— START GIVEN ENTRIES —

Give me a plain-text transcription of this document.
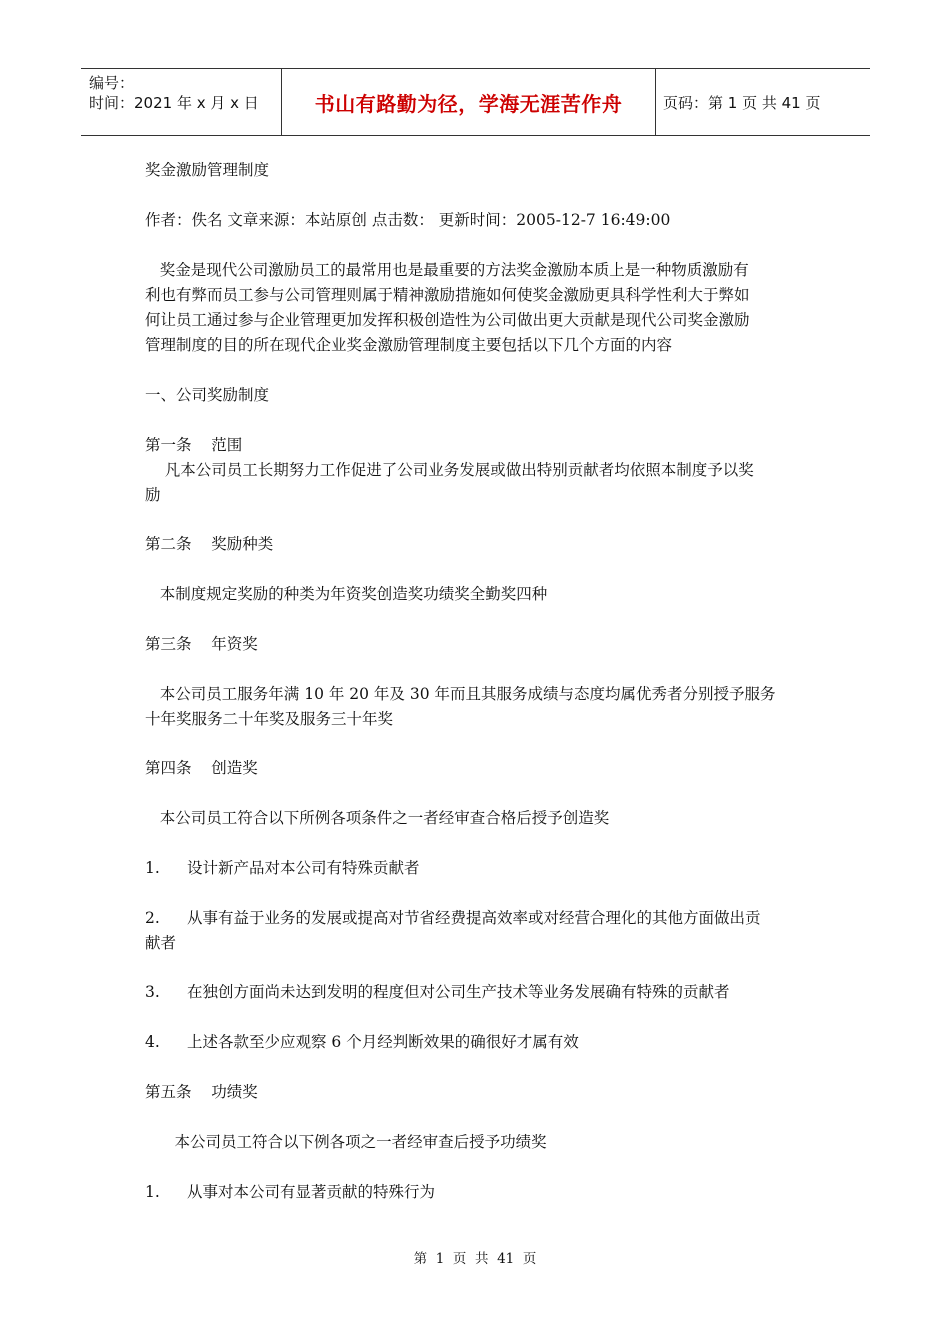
编号：
时间：2021 年 x 月 x 日	书山有路勤为径，学海无涯苦作舟	页码：第 1 页 共 41 页

奖金激励管理制度

作者：佚名 文章来源：本站原创 点击数： 更新时间：2005-12-7 16:49:00

奖金是现代公司激励员工的最常用也是最重要的方法奖金激励本质上是一种物质激励有

利也有弊而员工参与公司管理则属于精神激励措施如何使奖金激励更具科学性利大于弊如

何让员工通过参与企业管理更加发挥积极创造性为公司做出更大贡献是现代公司奖金激励

管理制度的目的所在现代企业奖金激励管理制度主要包括以下几个方面的内容

一、公司奖励制度

第一条    范围

凡本公司员工长期努力工作促进了公司业务发展或做出特别贡献者均依照本制度予以奖

励

第二条    奖励种类

本制度规定奖励的种类为年资奖创造奖功绩奖全勤奖四种

第三条    年资奖

本公司员工服务年满 10 年 20 年及 30 年而且其服务成绩与态度均属优秀者分别授予服务

十年奖服务二十年奖及服务三十年奖

第四条    创造奖

本公司员工符合以下所例各项条件之一者经审查合格后授予创造奖

1.	设计新产品对本公司有特殊贡献者
2.	从事有益于业务的发展或提高对节省经费提高效率或对经营合理化的其他方面做出贡

献者

3.	在独创方面尚未达到发明的程度但对公司生产技术等业务发展确有特殊的贡献者
4.	上述各款至少应观察 6 个月经判断效果的确很好才属有效

第五条    功绩奖

本公司员工符合以下例各项之一者经审查后授予功绩奖

1.	从事对本公司有显著贡献的特殊行为
第  1  页  共  41  页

— END GIVEN ENTRIES —

**CHALLENGE**
Output every entry verbatim. Pictures do not belong in the copy.

**SOLUTION FOR THIS PROBLEM**
Give me a plain-text transcription of this document.
编号：
时间：2021 年 x 月 x 日	书山有路勤为径，学海无涯苦作舟	页码：第 1 页 共 41 页

奖金激励管理制度

作者：佚名 文章来源：本站原创 点击数： 更新时间：2005-12-7 16:49:00

奖金是现代公司激励员工的最常用也是最重要的方法奖金激励本质上是一种物质激励有

利也有弊而员工参与公司管理则属于精神激励措施如何使奖金激励更具科学性利大于弊如

何让员工通过参与企业管理更加发挥积极创造性为公司做出更大贡献是现代公司奖金激励

管理制度的目的所在现代企业奖金激励管理制度主要包括以下几个方面的内容

一、公司奖励制度

第一条    范围

凡本公司员工长期努力工作促进了公司业务发展或做出特别贡献者均依照本制度予以奖

励

第二条    奖励种类

本制度规定奖励的种类为年资奖创造奖功绩奖全勤奖四种

第三条    年资奖

本公司员工服务年满 10 年 20 年及 30 年而且其服务成绩与态度均属优秀者分别授予服务

十年奖服务二十年奖及服务三十年奖

第四条    创造奖

本公司员工符合以下所例各项条件之一者经审查合格后授予创造奖

1.	设计新产品对本公司有特殊贡献者
2.	从事有益于业务的发展或提高对节省经费提高效率或对经营合理化的其他方面做出贡

献者

3.	在独创方面尚未达到发明的程度但对公司生产技术等业务发展确有特殊的贡献者
4.	上述各款至少应观察 6 个月经判断效果的确很好才属有效

第五条    功绩奖

本公司员工符合以下例各项之一者经审查后授予功绩奖

1.	从事对本公司有显著贡献的特殊行为
第  1  页  共  41  页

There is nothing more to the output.